GIVEN EXERCISE :: Without the pictures, can you quote each line below exactly?

RECORD SET ::
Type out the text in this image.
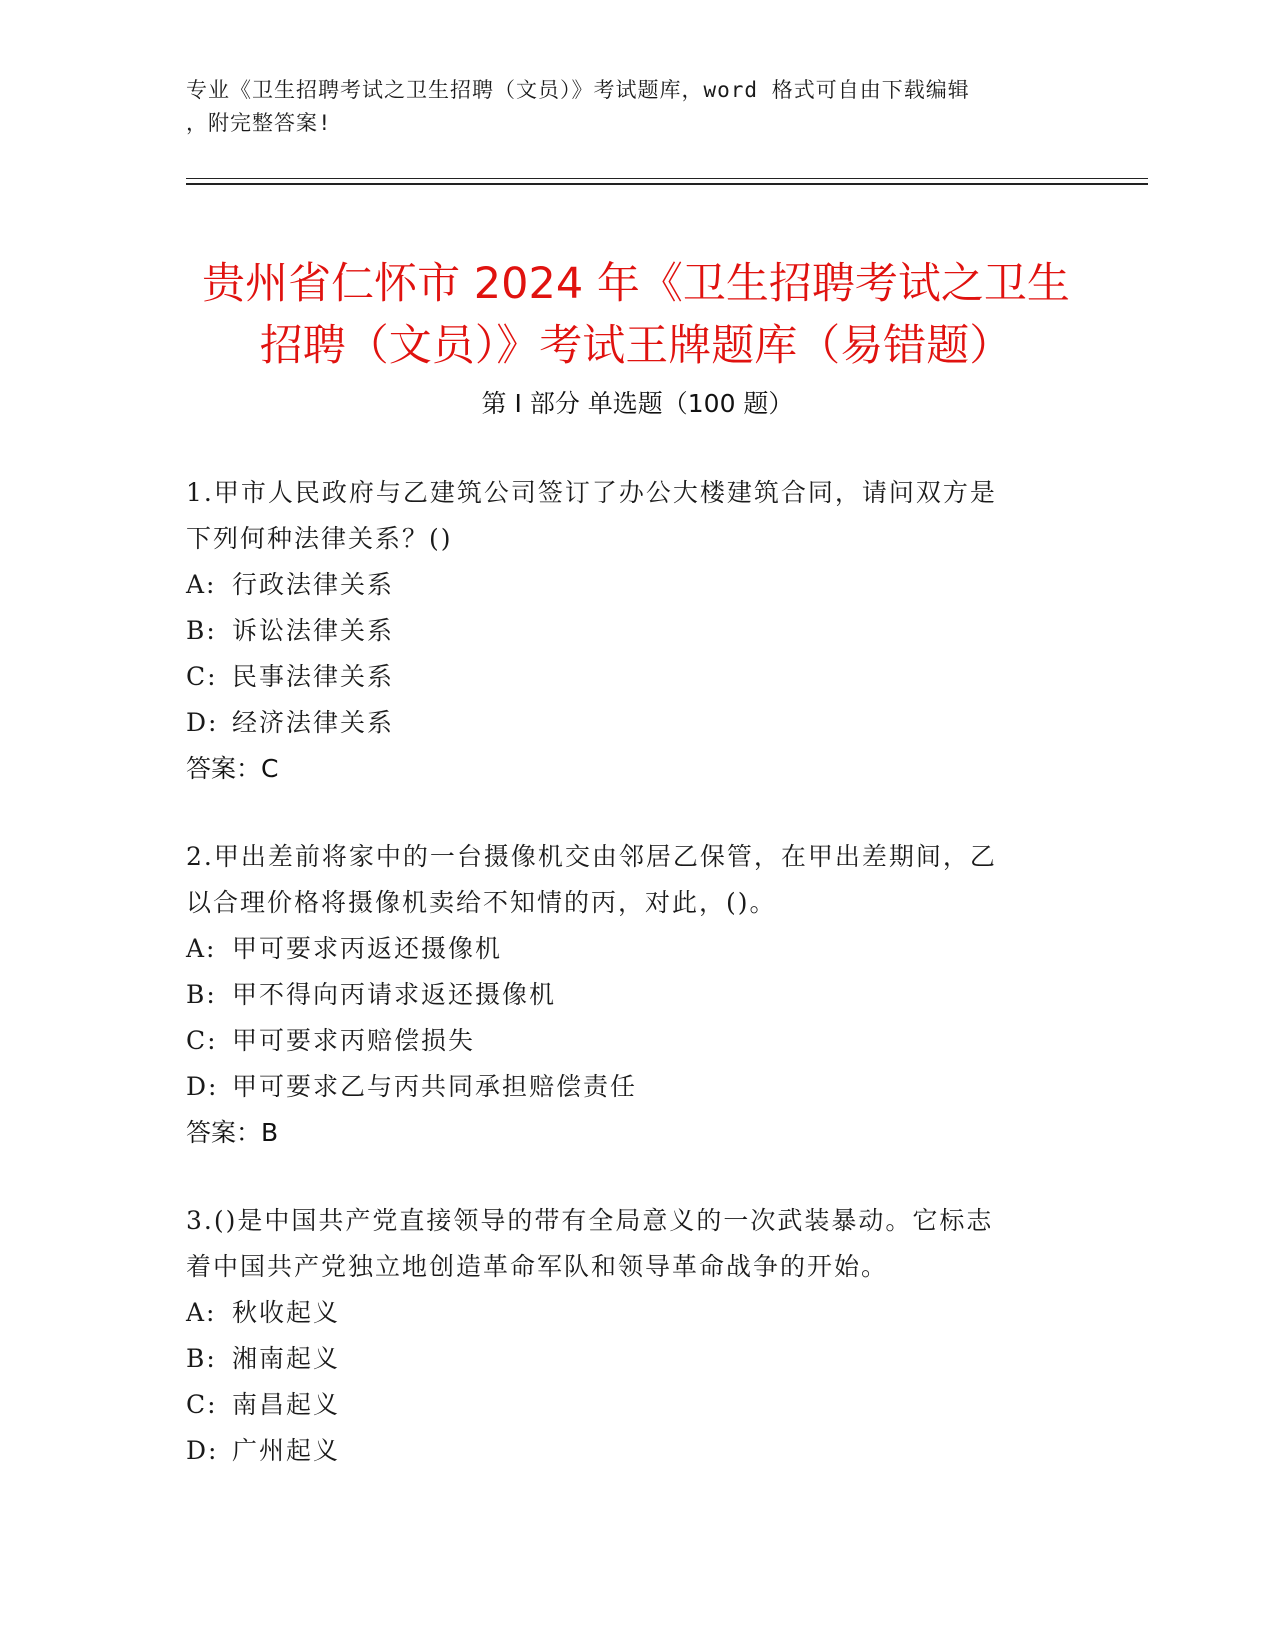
专业《卫生招聘考试之卫生招聘（文员）》考试题库，word 格式可自由下载编辑
，附完整答案!
贵州省仁怀市 2024 年《卫生招聘考试之卫生
招聘（文员）》考试王牌题库（易错题）
第 I 部分 单选题（100 题）
1.甲市人民政府与乙建筑公司签订了办公大楼建筑合同，请问双方是
下列何种法律关系？()
A: 行政法律关系
B: 诉讼法律关系
C: 民事法律关系
D: 经济法律关系
答案：C
2.甲出差前将家中的一台摄像机交由邻居乙保管，在甲出差期间，乙
以合理价格将摄像机卖给不知情的丙，对此，()。
A: 甲可要求丙返还摄像机
B: 甲不得向丙请求返还摄像机
C: 甲可要求丙赔偿损失
D: 甲可要求乙与丙共同承担赔偿责任
答案：B
3.()是中国共产党直接领导的带有全局意义的一次武装暴动。它标志
着中国共产党独立地创造革命军队和领导革命战争的开始。
A: 秋收起义
B: 湘南起义
C: 南昌起义
D: 广州起义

RESULT OF THE TASK ::
Type out the text in this image.
专业《卫生招聘考试之卫生招聘（文员）》考试题库，word 格式可自由下载编辑
，附完整答案!
贵州省仁怀市 2024 年《卫生招聘考试之卫生
招聘（文员）》考试王牌题库（易错题）
第 I 部分 单选题（100 题）
1.甲市人民政府与乙建筑公司签订了办公大楼建筑合同，请问双方是
下列何种法律关系？()
A: 行政法律关系
B: 诉讼法律关系
C: 民事法律关系
D: 经济法律关系
答案：C
2.甲出差前将家中的一台摄像机交由邻居乙保管，在甲出差期间，乙
以合理价格将摄像机卖给不知情的丙，对此，()。
A: 甲可要求丙返还摄像机
B: 甲不得向丙请求返还摄像机
C: 甲可要求丙赔偿损失
D: 甲可要求乙与丙共同承担赔偿责任
答案：B
3.()是中国共产党直接领导的带有全局意义的一次武装暴动。它标志
着中国共产党独立地创造革命军队和领导革命战争的开始。
A: 秋收起义
B: 湘南起义
C: 南昌起义
D: 广州起义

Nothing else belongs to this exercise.